TASK INPUTS —

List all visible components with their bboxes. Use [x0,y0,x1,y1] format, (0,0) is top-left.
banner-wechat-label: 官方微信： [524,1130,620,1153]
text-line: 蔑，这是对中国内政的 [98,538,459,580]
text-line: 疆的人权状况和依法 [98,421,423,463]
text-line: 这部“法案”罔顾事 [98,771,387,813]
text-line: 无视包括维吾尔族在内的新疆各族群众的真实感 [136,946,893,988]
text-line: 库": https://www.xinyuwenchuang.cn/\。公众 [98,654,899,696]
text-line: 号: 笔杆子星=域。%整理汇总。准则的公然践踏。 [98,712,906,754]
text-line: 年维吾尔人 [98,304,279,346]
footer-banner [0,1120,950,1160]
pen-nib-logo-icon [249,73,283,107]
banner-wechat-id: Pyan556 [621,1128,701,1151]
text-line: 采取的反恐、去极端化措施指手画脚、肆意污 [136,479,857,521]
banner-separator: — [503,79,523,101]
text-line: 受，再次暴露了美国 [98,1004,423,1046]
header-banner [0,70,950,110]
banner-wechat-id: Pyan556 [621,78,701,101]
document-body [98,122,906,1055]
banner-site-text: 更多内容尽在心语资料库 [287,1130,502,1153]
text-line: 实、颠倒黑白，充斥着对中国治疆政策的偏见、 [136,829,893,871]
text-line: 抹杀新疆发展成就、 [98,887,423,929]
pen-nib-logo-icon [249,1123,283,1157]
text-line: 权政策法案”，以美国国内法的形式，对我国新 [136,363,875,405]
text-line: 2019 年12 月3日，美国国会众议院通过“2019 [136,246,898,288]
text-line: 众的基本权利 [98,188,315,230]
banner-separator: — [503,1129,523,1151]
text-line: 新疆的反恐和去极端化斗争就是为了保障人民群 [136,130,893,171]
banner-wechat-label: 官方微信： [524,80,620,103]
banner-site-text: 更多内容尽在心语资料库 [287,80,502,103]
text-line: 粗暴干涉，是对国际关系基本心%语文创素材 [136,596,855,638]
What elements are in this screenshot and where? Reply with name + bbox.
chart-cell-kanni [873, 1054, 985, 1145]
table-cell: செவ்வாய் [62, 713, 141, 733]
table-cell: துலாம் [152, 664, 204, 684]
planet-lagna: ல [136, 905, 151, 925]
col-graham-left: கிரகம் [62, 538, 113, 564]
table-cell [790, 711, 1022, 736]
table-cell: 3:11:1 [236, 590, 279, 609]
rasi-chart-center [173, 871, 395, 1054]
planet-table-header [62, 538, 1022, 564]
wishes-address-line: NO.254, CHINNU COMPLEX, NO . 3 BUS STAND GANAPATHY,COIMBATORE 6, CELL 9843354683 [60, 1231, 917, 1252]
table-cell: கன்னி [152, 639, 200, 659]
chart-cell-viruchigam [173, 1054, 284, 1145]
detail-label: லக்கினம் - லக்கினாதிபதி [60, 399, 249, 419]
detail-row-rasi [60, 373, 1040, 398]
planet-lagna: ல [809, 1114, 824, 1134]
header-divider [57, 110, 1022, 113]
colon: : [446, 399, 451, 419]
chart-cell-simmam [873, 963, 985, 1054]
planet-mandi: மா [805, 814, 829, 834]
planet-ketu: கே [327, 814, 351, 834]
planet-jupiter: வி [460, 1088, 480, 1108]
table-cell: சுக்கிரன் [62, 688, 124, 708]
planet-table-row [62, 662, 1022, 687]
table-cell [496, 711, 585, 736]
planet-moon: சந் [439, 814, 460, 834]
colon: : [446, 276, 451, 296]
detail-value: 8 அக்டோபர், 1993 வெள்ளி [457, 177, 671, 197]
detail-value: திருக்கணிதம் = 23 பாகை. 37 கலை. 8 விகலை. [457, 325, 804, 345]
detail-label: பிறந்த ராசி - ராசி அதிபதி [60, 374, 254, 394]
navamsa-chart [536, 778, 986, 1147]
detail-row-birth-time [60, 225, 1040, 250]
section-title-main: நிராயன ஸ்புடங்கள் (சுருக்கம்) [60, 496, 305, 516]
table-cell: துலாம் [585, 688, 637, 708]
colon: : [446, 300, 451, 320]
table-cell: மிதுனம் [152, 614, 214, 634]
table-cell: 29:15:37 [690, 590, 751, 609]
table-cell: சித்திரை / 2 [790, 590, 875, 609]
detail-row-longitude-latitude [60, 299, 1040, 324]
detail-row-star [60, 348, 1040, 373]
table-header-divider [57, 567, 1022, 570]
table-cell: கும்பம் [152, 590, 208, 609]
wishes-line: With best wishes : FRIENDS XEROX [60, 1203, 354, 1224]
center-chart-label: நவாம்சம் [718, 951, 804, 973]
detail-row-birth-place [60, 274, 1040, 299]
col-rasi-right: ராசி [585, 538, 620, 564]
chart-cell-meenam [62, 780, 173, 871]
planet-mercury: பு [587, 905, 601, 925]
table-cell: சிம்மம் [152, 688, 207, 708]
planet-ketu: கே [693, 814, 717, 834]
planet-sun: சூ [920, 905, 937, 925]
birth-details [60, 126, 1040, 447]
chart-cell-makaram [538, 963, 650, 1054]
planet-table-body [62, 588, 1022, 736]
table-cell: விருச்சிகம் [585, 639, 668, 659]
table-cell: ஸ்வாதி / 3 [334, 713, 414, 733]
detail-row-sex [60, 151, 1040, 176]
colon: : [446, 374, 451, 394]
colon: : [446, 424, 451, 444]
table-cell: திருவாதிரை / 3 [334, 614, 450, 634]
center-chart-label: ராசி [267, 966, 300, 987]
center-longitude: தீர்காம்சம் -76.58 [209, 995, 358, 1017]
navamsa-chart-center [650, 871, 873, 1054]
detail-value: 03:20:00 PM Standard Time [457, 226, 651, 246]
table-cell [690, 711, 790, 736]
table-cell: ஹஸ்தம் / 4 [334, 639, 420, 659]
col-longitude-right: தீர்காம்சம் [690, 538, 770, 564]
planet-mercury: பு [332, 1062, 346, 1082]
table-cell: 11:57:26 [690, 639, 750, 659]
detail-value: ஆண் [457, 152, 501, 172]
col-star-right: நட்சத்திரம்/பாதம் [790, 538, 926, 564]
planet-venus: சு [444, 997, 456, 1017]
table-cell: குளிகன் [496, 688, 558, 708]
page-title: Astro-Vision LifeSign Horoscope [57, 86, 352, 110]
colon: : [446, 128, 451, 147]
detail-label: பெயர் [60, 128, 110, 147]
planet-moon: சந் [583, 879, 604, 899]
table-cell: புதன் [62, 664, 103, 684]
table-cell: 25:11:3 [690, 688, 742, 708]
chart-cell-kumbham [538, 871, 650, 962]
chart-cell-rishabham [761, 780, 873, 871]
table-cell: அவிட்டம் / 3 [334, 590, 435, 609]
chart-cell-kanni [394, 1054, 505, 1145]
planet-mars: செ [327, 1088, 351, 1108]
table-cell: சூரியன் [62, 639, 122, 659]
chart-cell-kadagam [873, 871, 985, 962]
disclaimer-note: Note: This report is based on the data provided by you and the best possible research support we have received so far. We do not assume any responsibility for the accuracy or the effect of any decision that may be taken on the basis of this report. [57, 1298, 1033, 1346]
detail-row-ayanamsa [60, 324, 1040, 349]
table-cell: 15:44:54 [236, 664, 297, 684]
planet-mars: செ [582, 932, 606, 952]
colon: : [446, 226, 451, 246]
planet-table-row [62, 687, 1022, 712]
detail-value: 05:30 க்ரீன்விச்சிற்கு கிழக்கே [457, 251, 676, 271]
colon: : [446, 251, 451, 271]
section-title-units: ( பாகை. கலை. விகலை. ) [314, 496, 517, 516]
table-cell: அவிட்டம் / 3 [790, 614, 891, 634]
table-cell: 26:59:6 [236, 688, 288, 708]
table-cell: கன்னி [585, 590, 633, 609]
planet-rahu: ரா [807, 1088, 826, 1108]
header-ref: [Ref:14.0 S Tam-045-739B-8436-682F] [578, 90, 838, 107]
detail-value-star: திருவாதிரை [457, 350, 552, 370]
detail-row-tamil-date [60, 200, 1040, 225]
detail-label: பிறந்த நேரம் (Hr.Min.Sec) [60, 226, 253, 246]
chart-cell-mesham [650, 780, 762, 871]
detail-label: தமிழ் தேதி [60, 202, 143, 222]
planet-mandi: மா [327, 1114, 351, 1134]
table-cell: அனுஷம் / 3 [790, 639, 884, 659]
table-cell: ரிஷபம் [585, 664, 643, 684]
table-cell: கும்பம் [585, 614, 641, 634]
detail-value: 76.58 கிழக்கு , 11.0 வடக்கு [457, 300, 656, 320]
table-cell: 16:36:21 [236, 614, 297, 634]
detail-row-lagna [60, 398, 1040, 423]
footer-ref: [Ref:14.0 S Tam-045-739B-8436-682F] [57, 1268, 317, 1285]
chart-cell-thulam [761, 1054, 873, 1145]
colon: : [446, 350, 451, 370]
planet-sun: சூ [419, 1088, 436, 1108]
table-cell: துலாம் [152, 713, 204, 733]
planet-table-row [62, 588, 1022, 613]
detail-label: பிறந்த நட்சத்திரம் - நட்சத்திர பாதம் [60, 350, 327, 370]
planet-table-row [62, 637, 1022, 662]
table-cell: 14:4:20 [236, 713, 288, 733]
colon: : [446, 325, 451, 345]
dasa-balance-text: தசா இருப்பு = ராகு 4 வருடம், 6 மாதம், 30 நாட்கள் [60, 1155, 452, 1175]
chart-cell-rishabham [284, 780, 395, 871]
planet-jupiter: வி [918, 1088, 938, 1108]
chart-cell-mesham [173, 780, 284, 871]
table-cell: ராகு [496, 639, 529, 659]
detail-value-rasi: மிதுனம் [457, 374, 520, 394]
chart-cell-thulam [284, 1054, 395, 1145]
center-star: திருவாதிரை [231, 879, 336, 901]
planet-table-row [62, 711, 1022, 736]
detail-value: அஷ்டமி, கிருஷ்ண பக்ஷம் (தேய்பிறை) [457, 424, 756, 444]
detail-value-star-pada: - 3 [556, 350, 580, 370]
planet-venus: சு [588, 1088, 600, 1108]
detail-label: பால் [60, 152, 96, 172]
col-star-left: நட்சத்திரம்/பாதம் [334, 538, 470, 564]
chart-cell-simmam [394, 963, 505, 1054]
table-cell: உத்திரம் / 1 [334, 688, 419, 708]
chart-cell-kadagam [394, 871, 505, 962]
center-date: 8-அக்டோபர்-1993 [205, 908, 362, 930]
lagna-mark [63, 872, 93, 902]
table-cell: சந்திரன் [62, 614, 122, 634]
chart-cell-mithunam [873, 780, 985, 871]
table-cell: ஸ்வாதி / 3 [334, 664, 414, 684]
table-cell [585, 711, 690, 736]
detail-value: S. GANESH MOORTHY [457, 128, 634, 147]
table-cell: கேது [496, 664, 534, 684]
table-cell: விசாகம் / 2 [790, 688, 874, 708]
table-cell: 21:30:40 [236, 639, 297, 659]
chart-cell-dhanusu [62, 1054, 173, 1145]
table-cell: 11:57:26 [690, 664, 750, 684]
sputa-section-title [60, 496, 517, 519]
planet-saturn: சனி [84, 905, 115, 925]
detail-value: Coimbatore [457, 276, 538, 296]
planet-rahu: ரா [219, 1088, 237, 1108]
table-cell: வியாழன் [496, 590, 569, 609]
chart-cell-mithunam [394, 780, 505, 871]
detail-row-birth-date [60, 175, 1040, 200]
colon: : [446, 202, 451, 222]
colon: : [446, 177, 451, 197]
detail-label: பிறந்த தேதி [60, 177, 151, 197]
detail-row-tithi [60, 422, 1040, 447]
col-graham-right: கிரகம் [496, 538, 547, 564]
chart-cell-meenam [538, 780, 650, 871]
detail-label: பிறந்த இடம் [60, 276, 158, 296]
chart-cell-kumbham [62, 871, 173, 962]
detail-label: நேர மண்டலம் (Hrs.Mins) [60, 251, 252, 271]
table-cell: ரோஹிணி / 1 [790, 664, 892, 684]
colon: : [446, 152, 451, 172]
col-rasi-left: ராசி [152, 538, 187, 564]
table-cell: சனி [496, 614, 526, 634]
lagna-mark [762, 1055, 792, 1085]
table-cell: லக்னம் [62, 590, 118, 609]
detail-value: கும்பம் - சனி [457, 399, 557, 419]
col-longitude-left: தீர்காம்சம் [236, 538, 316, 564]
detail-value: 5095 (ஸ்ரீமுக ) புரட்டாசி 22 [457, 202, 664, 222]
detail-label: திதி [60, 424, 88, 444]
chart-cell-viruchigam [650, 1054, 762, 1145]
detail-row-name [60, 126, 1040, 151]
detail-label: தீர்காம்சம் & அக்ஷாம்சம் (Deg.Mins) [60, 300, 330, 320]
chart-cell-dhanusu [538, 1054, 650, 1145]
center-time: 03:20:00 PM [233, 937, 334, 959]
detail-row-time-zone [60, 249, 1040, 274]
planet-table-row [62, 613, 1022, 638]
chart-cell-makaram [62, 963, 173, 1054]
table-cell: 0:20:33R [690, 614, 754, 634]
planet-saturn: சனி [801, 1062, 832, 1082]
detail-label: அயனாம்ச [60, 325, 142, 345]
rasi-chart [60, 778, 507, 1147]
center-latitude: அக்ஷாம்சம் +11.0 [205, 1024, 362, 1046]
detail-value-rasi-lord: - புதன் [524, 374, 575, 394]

PROBLEM REQUIREMENTS — Please rewrite everything from the start of the records down to the line containing "banner-wechat-label: 官方微信： [524,80,620,103]", that line included, as a numbered list with no blank lines.

THE RESPONSE —
1. List all visible components with their bboxes. Use [x0,y0,x1,y1] format, (0,0) is top-left.
2. banner-wechat-label: 官方微信： [524,1130,620,1153]
3. text-line: 蔑，这是对中国内政的 [98,538,459,580]
4. text-line: 疆的人权状况和依法 [98,421,423,463]
5. text-line: 这部“法案”罔顾事 [98,771,387,813]
6. text-line: 无视包括维吾尔族在内的新疆各族群众的真实感 [136,946,893,988]
7. text-line: 库": https://www.xinyuwenchuang.cn/\。公众 [98,654,899,696]
8. text-line: 号: 笔杆子星=域。%整理汇总。准则的公然践踏。 [98,712,906,754]
9. text-line: 年维吾尔人 [98,304,279,346]
10. footer-banner [0,1120,950,1160]
11. pen-nib-logo-icon [249,73,283,107]
12. banner-wechat-id: Pyan556 [621,1128,701,1151]
13. text-line: 采取的反恐、去极端化措施指手画脚、肆意污 [136,479,857,521]
14. banner-separator: — [503,79,523,101]
15. text-line: 受，再次暴露了美国 [98,1004,423,1046]
16. header-banner [0,70,950,110]
17. banner-wechat-id: Pyan556 [621,78,701,101]
18. document-body [98,122,906,1055]
19. banner-site-text: 更多内容尽在心语资料库 [287,1130,502,1153]
20. text-line: 实、颠倒黑白，充斥着对中国治疆政策的偏见、 [136,829,893,871]
21. text-line: 抹杀新疆发展成就、 [98,887,423,929]
22. pen-nib-logo-icon [249,1123,283,1157]
23. text-line: 权政策法案”，以美国国内法的形式，对我国新 [136,363,875,405]
24. text-line: 2019 年12 月3日，美国国会众议院通过“2019 [136,246,898,288]
25. text-line: 众的基本权利 [98,188,315,230]
26. banner-separator: — [503,1129,523,1151]
27. text-line: 新疆的反恐和去极端化斗争就是为了保障人民群 [136,130,893,171]
28. banner-wechat-label: 官方微信： [524,80,620,103]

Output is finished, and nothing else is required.